#### SUPPLIED DATA

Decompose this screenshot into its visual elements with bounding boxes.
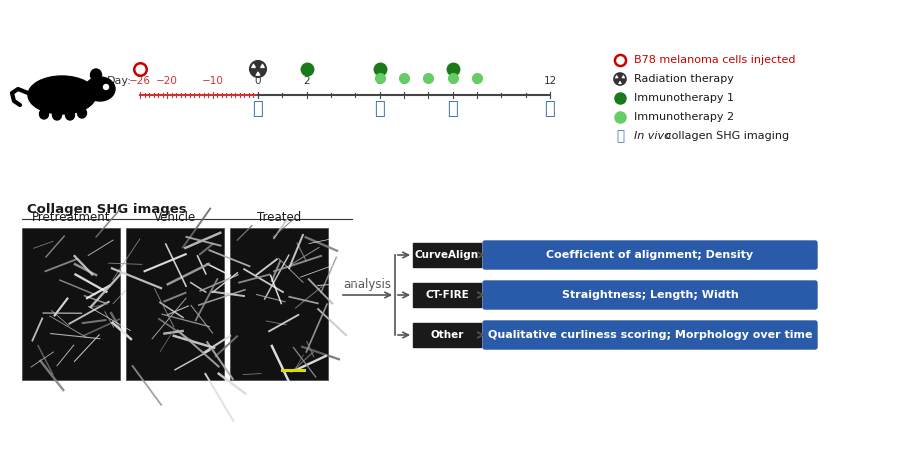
FancyBboxPatch shape <box>413 243 481 267</box>
Text: Immunotherapy 1: Immunotherapy 1 <box>633 93 733 103</box>
Circle shape <box>618 77 621 81</box>
Text: 7: 7 <box>425 76 431 86</box>
Ellipse shape <box>40 109 49 119</box>
Text: 6: 6 <box>401 76 407 86</box>
Text: 0: 0 <box>255 76 261 86</box>
Text: 🔬: 🔬 <box>374 100 385 118</box>
Text: analysis: analysis <box>343 278 391 291</box>
FancyBboxPatch shape <box>413 323 481 347</box>
Text: 12: 12 <box>543 76 556 86</box>
Ellipse shape <box>85 77 115 101</box>
Text: Coefficient of alignment; Density: Coefficient of alignment; Density <box>546 250 753 260</box>
Text: 🔬: 🔬 <box>615 129 623 143</box>
Text: 🔬: 🔬 <box>447 100 458 118</box>
Text: CT-FIRE: CT-FIRE <box>425 290 469 300</box>
Ellipse shape <box>90 69 101 81</box>
Text: CurveAlign: CurveAlign <box>414 250 479 260</box>
Polygon shape <box>251 69 256 75</box>
Text: Immunotherapy 2: Immunotherapy 2 <box>633 112 733 122</box>
Polygon shape <box>254 62 261 67</box>
FancyBboxPatch shape <box>482 321 816 349</box>
Text: Qualitative curliness scoring; Morphology over time: Qualitative curliness scoring; Morpholog… <box>487 330 811 340</box>
Text: Vehicle: Vehicle <box>153 211 196 224</box>
Polygon shape <box>259 69 265 75</box>
FancyBboxPatch shape <box>482 281 816 309</box>
Text: −10: −10 <box>201 76 223 86</box>
Polygon shape <box>620 79 625 84</box>
Text: 8: 8 <box>448 76 456 86</box>
Text: Radiation therapy: Radiation therapy <box>633 74 733 84</box>
FancyBboxPatch shape <box>230 228 328 380</box>
Text: Treated: Treated <box>256 211 301 224</box>
FancyBboxPatch shape <box>126 228 223 380</box>
Polygon shape <box>617 74 622 77</box>
Text: In vivo: In vivo <box>633 131 670 141</box>
FancyBboxPatch shape <box>482 241 816 269</box>
Text: −20: −20 <box>156 76 178 86</box>
Ellipse shape <box>52 110 62 120</box>
Text: Pretreatment: Pretreatment <box>32 211 110 224</box>
Text: −26: −26 <box>129 76 151 86</box>
Text: Straightness; Length; Width: Straightness; Length; Width <box>561 290 738 300</box>
Circle shape <box>103 85 108 90</box>
Text: 5: 5 <box>376 76 382 86</box>
Circle shape <box>255 66 260 72</box>
Text: 🔬: 🔬 <box>253 100 263 118</box>
Polygon shape <box>614 79 618 84</box>
Text: 9: 9 <box>473 76 480 86</box>
Text: Collagen SHG images: Collagen SHG images <box>27 203 187 216</box>
Ellipse shape <box>77 108 86 118</box>
Text: Other: Other <box>430 330 463 340</box>
Text: 2: 2 <box>303 76 310 86</box>
Text: Day:: Day: <box>107 76 131 86</box>
Ellipse shape <box>28 76 96 114</box>
Ellipse shape <box>65 110 74 120</box>
FancyBboxPatch shape <box>22 228 119 380</box>
Text: collagen SHG imaging: collagen SHG imaging <box>662 131 789 141</box>
Text: 🔬: 🔬 <box>544 100 555 118</box>
Text: B78 melanoma cells injected: B78 melanoma cells injected <box>633 55 795 65</box>
FancyBboxPatch shape <box>413 283 481 307</box>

########

#### DIRECTIONS
Retype everything in the entries exactly except the pictures.

#### TASK RESPONSE
Decompose this screenshot into its visual elements with bounding boxes.
FancyBboxPatch shape <box>413 243 481 267</box>
Text: Immunotherapy 1: Immunotherapy 1 <box>633 93 733 103</box>
Circle shape <box>618 77 621 81</box>
Text: 7: 7 <box>425 76 431 86</box>
Ellipse shape <box>40 109 49 119</box>
Text: 6: 6 <box>401 76 407 86</box>
Text: 0: 0 <box>255 76 261 86</box>
Text: 🔬: 🔬 <box>374 100 385 118</box>
Text: analysis: analysis <box>343 278 391 291</box>
FancyBboxPatch shape <box>413 323 481 347</box>
Text: 12: 12 <box>543 76 556 86</box>
Ellipse shape <box>85 77 115 101</box>
Text: Coefficient of alignment; Density: Coefficient of alignment; Density <box>546 250 753 260</box>
Text: 🔬: 🔬 <box>615 129 623 143</box>
Text: 🔬: 🔬 <box>447 100 458 118</box>
Text: CT-FIRE: CT-FIRE <box>425 290 469 300</box>
Ellipse shape <box>90 69 101 81</box>
Text: CurveAlign: CurveAlign <box>414 250 479 260</box>
Polygon shape <box>251 69 256 75</box>
Text: Immunotherapy 2: Immunotherapy 2 <box>633 112 733 122</box>
Polygon shape <box>254 62 261 67</box>
FancyBboxPatch shape <box>482 321 816 349</box>
Text: Qualitative curliness scoring; Morphology over time: Qualitative curliness scoring; Morpholog… <box>487 330 811 340</box>
Text: Vehicle: Vehicle <box>153 211 196 224</box>
Polygon shape <box>259 69 265 75</box>
FancyBboxPatch shape <box>482 281 816 309</box>
Text: −10: −10 <box>201 76 223 86</box>
Polygon shape <box>620 79 625 84</box>
Text: 8: 8 <box>448 76 456 86</box>
Text: Radiation therapy: Radiation therapy <box>633 74 733 84</box>
FancyBboxPatch shape <box>230 228 328 380</box>
Text: Treated: Treated <box>256 211 301 224</box>
FancyBboxPatch shape <box>126 228 223 380</box>
Polygon shape <box>617 74 622 77</box>
Text: In vivo: In vivo <box>633 131 670 141</box>
FancyBboxPatch shape <box>482 241 816 269</box>
Text: −20: −20 <box>156 76 178 86</box>
Ellipse shape <box>52 110 62 120</box>
Text: Pretreatment: Pretreatment <box>32 211 110 224</box>
Text: −26: −26 <box>129 76 151 86</box>
Text: Straightness; Length; Width: Straightness; Length; Width <box>561 290 738 300</box>
Circle shape <box>103 85 108 90</box>
Text: 5: 5 <box>376 76 382 86</box>
Circle shape <box>255 66 260 72</box>
Text: 🔬: 🔬 <box>253 100 263 118</box>
Polygon shape <box>614 79 618 84</box>
Text: 9: 9 <box>473 76 480 86</box>
Text: Collagen SHG images: Collagen SHG images <box>27 203 187 216</box>
Ellipse shape <box>77 108 86 118</box>
Text: Other: Other <box>430 330 463 340</box>
Text: 2: 2 <box>303 76 310 86</box>
Text: Day:: Day: <box>107 76 131 86</box>
Ellipse shape <box>28 76 96 114</box>
Ellipse shape <box>65 110 74 120</box>
FancyBboxPatch shape <box>22 228 119 380</box>
Text: collagen SHG imaging: collagen SHG imaging <box>662 131 789 141</box>
Text: 🔬: 🔬 <box>544 100 555 118</box>
Text: B78 melanoma cells injected: B78 melanoma cells injected <box>633 55 795 65</box>
FancyBboxPatch shape <box>413 283 481 307</box>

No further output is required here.